Gather up every line from the entries below that uses the word "type".

## DATA SHOWN:

##############################

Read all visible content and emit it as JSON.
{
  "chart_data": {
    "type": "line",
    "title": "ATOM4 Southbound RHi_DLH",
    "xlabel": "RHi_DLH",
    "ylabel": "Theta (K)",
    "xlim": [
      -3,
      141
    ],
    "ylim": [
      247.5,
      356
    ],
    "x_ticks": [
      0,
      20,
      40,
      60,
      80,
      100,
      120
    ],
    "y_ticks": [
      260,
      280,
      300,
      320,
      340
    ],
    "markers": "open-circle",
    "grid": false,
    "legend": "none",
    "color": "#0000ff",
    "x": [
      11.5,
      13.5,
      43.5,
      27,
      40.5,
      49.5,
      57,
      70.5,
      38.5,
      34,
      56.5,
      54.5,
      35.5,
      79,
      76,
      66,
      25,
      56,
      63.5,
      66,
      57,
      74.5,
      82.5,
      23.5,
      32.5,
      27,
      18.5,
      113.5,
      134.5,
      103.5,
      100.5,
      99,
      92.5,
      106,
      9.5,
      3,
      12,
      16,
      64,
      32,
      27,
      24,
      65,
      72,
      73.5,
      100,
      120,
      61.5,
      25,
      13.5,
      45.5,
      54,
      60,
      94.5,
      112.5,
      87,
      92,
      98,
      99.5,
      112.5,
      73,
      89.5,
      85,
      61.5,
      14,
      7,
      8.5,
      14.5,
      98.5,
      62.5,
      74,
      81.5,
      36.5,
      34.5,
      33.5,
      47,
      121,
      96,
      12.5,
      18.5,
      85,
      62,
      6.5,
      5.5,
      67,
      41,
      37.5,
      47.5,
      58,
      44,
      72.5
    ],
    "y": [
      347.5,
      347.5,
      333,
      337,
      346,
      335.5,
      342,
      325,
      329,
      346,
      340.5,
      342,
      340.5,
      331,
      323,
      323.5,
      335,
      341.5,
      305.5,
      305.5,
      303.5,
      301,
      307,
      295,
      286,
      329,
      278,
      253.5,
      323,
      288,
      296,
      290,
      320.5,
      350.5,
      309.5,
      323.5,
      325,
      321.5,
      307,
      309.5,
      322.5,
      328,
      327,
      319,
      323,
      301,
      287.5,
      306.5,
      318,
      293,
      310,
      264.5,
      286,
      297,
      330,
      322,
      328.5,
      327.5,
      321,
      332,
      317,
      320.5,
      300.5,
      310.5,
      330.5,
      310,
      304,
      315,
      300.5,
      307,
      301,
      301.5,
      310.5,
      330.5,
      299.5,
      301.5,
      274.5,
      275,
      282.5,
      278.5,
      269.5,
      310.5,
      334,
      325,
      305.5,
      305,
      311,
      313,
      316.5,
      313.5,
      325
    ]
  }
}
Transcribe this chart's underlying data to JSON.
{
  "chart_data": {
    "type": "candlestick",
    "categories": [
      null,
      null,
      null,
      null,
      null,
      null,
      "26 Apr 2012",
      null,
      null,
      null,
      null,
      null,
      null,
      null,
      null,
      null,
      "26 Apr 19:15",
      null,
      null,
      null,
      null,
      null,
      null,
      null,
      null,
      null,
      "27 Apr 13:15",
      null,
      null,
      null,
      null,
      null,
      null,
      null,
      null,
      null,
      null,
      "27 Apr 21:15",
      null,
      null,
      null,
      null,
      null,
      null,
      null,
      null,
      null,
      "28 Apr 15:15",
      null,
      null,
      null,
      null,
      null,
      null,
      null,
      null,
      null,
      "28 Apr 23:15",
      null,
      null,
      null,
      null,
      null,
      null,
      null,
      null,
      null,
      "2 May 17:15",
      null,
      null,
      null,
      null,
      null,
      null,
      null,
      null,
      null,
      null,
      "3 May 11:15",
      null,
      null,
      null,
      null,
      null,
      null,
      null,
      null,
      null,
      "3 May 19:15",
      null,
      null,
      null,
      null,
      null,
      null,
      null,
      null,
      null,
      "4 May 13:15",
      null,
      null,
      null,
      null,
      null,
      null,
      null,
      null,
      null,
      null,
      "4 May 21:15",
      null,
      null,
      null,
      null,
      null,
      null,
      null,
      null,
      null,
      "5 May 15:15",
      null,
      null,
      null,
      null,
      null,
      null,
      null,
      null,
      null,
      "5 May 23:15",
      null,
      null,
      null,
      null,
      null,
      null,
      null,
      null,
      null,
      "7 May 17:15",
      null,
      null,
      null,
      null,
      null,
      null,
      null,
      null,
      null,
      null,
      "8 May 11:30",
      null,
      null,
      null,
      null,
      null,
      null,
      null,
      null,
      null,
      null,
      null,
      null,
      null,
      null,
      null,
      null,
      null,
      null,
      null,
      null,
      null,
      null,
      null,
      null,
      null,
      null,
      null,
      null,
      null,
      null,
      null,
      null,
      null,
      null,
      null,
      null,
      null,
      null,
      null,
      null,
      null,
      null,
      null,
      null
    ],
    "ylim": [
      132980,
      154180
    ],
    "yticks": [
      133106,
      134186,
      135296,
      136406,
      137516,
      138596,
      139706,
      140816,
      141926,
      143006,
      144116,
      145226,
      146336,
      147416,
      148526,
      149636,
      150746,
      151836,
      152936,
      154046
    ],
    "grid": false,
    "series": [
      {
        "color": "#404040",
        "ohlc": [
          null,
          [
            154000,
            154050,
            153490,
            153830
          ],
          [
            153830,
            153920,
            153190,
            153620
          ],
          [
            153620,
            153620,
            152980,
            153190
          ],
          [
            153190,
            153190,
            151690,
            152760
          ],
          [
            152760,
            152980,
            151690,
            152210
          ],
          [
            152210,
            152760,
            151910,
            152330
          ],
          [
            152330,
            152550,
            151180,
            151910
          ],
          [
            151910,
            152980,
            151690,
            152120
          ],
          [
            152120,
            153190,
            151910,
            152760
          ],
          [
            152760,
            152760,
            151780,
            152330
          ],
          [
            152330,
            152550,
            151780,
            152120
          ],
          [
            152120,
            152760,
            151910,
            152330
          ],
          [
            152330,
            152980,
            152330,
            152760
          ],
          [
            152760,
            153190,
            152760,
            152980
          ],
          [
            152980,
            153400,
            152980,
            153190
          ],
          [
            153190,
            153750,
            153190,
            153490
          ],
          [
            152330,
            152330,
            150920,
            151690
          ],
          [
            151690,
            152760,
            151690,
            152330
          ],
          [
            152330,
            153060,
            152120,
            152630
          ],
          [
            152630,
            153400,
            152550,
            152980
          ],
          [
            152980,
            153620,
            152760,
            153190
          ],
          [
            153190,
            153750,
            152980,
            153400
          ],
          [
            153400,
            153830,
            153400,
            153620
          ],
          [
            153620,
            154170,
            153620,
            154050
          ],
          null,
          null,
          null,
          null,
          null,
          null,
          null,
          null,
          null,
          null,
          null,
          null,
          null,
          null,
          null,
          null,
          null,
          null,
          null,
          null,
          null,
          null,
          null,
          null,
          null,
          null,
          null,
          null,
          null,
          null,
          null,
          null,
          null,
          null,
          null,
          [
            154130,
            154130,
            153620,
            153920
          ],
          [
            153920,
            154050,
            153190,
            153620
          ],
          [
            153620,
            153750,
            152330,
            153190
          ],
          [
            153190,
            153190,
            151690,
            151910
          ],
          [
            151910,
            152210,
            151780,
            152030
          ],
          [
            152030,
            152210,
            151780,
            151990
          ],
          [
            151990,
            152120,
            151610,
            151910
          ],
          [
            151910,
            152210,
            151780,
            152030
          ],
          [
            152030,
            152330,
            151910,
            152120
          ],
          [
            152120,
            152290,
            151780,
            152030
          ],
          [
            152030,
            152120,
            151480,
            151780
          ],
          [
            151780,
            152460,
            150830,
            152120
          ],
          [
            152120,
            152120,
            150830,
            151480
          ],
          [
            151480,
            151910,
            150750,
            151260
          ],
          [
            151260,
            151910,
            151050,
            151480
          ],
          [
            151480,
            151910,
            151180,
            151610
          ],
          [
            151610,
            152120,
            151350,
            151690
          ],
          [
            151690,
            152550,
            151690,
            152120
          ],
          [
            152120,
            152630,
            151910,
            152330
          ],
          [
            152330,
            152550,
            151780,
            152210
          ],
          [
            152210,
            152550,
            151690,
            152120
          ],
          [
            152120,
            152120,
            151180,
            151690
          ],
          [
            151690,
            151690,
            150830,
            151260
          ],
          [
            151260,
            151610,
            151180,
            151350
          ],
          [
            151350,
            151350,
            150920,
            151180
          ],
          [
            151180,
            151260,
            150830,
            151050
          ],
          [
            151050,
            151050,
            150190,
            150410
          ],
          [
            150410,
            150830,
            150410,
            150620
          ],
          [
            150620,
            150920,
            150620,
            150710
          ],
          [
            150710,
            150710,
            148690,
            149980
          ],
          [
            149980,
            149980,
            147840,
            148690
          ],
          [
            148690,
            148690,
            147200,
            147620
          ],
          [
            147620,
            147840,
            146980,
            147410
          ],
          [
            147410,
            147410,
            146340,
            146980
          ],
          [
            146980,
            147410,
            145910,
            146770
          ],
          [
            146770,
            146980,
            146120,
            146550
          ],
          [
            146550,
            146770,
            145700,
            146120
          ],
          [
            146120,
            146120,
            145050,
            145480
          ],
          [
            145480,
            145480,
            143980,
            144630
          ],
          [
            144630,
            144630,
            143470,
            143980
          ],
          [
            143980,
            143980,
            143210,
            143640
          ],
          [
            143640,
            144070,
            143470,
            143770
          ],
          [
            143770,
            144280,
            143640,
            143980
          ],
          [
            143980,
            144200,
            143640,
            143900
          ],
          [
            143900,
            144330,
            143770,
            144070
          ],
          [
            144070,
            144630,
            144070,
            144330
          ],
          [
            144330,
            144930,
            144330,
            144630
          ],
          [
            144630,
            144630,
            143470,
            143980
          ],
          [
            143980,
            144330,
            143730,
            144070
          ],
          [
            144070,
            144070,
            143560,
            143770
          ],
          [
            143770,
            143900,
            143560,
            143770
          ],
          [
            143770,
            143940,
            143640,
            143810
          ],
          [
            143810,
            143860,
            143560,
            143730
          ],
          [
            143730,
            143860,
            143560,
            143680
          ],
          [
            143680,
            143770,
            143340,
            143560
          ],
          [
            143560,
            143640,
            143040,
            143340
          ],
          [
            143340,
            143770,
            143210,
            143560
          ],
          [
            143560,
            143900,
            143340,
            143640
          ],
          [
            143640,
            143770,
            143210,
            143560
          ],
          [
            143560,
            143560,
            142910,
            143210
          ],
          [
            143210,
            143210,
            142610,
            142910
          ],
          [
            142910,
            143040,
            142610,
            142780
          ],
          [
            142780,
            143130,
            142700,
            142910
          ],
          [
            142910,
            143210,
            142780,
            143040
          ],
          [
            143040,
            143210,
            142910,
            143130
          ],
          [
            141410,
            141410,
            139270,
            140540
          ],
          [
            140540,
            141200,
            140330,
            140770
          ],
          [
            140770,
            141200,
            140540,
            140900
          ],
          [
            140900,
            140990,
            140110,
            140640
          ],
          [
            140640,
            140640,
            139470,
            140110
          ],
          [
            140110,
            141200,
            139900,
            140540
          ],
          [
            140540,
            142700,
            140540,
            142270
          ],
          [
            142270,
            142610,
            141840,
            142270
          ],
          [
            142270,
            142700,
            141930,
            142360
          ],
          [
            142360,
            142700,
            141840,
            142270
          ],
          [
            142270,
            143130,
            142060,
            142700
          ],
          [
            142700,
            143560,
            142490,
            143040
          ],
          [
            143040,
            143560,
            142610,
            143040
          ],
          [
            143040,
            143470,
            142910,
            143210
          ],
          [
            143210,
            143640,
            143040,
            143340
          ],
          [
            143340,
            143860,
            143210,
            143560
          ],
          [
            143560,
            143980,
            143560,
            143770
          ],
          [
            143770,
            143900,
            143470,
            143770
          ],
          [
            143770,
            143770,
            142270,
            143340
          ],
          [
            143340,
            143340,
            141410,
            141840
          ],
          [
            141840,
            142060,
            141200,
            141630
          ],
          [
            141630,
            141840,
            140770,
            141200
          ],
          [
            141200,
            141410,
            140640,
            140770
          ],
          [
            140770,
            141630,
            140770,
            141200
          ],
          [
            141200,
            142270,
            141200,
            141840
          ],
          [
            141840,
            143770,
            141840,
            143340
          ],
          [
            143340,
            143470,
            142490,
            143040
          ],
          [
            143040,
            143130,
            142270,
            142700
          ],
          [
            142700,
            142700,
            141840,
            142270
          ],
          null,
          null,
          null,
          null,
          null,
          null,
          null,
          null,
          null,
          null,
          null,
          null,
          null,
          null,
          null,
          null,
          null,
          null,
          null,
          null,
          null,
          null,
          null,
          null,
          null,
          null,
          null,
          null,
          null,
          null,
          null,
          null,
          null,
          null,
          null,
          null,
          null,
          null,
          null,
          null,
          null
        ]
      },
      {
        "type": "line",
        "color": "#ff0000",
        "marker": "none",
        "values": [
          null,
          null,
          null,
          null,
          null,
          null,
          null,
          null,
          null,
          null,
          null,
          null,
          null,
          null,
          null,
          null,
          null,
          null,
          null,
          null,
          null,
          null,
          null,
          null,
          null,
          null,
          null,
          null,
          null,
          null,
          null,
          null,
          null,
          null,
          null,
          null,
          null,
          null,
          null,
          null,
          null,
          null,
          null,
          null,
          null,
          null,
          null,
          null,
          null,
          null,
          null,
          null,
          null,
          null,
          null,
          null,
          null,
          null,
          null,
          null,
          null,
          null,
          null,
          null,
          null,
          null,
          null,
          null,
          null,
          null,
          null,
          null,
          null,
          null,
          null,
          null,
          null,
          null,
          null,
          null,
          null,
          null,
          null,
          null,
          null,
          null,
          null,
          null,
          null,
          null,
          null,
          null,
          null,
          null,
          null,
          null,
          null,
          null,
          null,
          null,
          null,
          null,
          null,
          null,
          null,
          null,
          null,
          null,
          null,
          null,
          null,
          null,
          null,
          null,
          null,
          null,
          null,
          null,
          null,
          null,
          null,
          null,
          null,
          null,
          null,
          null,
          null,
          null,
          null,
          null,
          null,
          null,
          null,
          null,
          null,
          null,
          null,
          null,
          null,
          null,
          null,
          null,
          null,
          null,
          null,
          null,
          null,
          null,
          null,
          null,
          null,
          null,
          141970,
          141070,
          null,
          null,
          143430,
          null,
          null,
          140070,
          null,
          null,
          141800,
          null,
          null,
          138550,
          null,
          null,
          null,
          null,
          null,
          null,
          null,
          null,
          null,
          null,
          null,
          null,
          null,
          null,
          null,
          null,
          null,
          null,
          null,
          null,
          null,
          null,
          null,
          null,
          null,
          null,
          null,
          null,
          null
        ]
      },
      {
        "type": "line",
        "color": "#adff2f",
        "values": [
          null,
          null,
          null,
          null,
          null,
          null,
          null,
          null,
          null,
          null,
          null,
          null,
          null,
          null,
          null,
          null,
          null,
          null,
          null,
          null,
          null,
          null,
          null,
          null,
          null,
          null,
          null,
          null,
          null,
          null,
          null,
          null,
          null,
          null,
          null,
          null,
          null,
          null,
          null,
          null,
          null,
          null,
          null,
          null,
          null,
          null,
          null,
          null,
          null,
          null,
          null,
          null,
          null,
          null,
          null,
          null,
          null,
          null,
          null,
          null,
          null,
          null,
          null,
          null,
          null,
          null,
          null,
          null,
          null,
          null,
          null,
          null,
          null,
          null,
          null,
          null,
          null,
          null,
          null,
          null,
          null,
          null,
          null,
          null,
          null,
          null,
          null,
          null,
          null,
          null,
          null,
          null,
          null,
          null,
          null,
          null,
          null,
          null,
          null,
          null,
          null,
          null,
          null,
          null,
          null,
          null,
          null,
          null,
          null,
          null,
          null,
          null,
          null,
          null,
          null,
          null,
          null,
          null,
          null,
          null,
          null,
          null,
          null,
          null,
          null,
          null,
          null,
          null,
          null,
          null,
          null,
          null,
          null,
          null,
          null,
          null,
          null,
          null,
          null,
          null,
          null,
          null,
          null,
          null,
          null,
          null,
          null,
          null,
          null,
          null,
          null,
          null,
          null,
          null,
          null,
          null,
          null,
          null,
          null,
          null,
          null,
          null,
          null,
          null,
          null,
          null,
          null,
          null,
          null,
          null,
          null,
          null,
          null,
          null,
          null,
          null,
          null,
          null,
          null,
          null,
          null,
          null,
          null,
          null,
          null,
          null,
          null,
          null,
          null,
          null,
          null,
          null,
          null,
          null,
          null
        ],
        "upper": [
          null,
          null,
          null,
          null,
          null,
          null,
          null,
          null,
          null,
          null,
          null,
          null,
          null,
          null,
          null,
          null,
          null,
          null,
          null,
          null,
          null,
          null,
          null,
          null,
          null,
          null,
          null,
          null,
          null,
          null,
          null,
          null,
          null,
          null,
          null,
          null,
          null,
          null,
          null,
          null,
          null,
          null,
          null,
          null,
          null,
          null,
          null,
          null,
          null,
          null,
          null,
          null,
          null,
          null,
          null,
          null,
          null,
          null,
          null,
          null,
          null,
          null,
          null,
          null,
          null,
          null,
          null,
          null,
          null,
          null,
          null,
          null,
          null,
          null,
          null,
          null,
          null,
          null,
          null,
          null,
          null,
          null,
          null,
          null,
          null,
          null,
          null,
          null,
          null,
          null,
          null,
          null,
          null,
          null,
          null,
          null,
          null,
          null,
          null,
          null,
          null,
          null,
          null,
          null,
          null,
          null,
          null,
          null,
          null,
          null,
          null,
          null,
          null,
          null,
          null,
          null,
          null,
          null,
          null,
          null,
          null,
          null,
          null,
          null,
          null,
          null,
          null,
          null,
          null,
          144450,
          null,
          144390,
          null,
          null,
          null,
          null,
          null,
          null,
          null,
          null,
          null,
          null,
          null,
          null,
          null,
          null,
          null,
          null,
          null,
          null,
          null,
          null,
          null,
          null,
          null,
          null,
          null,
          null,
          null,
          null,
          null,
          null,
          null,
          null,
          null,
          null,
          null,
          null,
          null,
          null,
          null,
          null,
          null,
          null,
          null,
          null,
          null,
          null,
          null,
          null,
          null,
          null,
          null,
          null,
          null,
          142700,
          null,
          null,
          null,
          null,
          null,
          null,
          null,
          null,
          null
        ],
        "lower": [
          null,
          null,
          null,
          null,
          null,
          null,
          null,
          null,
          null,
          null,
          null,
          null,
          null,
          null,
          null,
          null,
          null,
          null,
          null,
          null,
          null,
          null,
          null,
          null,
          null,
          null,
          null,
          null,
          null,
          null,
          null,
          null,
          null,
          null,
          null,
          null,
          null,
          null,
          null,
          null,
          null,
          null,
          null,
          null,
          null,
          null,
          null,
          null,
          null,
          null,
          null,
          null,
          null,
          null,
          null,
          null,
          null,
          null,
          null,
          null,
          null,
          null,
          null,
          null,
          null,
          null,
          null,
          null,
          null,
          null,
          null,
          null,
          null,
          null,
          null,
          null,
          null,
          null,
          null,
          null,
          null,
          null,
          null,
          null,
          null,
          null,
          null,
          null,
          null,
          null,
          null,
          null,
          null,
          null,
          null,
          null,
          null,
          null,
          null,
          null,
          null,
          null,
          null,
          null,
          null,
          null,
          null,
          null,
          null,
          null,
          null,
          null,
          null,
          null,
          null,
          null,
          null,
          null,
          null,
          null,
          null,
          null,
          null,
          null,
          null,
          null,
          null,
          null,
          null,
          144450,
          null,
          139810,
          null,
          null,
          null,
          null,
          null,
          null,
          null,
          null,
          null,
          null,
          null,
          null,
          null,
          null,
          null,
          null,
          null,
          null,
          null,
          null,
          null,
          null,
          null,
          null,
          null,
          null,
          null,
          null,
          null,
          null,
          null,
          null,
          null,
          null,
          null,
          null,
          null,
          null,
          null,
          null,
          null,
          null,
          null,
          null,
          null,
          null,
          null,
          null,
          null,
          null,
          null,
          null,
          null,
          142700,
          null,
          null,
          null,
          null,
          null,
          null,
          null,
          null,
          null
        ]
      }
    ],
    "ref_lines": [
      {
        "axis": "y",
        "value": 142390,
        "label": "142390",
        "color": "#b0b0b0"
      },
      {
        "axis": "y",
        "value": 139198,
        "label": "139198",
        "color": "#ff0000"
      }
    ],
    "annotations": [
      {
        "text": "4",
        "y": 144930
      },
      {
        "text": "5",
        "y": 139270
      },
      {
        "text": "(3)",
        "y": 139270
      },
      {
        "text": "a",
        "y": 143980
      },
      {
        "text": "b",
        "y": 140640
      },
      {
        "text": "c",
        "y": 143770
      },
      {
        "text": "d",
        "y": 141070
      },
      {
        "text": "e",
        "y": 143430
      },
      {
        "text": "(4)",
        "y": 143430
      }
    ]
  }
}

##############################

## TASK ANSWER:
    "type": "line",
    "type": "candlestick",
        "type": "line",
        "type": "line",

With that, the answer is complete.